• _AIM OF THE EXERCISE_
Check each line below for "this" and report how many have it, nothing else.

• _EXCERPTED DATA_
+-------+

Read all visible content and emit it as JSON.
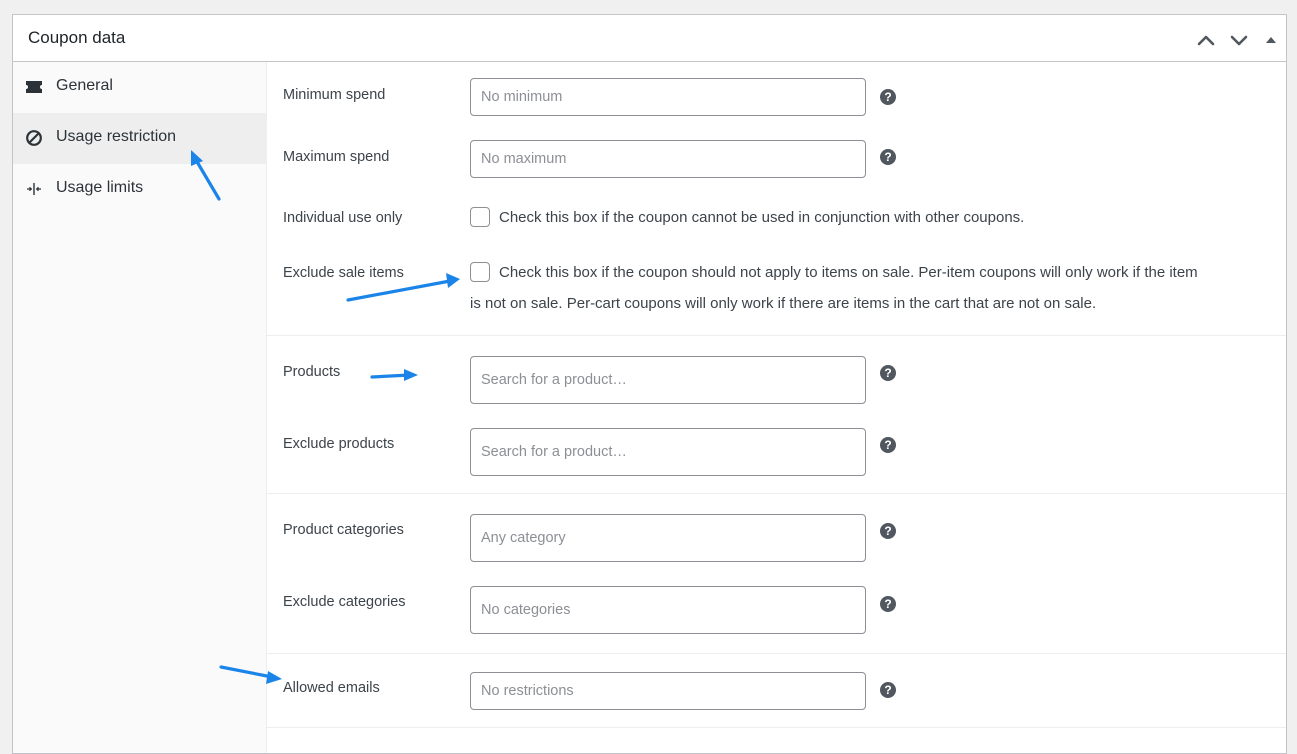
{
  "panel": {
    "title": "Coupon data",
    "controls": [
      "chevron-up-icon",
      "chevron-down-icon",
      "triangle-up-icon"
    ]
  },
  "tabs": [
    {
      "label": "General",
      "icon": "ticket-icon",
      "active": false
    },
    {
      "label": "Usage restriction",
      "icon": "block-icon",
      "active": true
    },
    {
      "label": "Usage limits",
      "icon": "arrows-inward-icon",
      "active": false
    }
  ],
  "fields": {
    "minimum_spend": {
      "label": "Minimum spend",
      "placeholder": "No minimum"
    },
    "maximum_spend": {
      "label": "Maximum spend",
      "placeholder": "No maximum"
    },
    "individual_use": {
      "label": "Individual use only",
      "description": "Check this box if the coupon cannot be used in conjunction with other coupons."
    },
    "exclude_sale": {
      "label": "Exclude sale items",
      "description_line1": "Check this box if the coupon should not apply to items on sale. Per-item coupons will only work if the item",
      "description_line2": "is not on sale. Per-cart coupons will only work if there are items in the cart that are not on sale."
    },
    "products": {
      "label": "Products",
      "placeholder": "Search for a product…"
    },
    "exclude_products": {
      "label": "Exclude products",
      "placeholder": "Search for a product…"
    },
    "product_categories": {
      "label": "Product categories",
      "placeholder": "Any category"
    },
    "exclude_categories": {
      "label": "Exclude categories",
      "placeholder": "No categories"
    },
    "allowed_emails": {
      "label": "Allowed emails",
      "placeholder": "No restrictions"
    }
  },
  "colors": {
    "annotation_arrow": "#1a84e8",
    "help_icon": "#50575e",
    "active_tab": "#eeeeee"
  }
}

+-------+

• _FINISHED EXERCISE_
2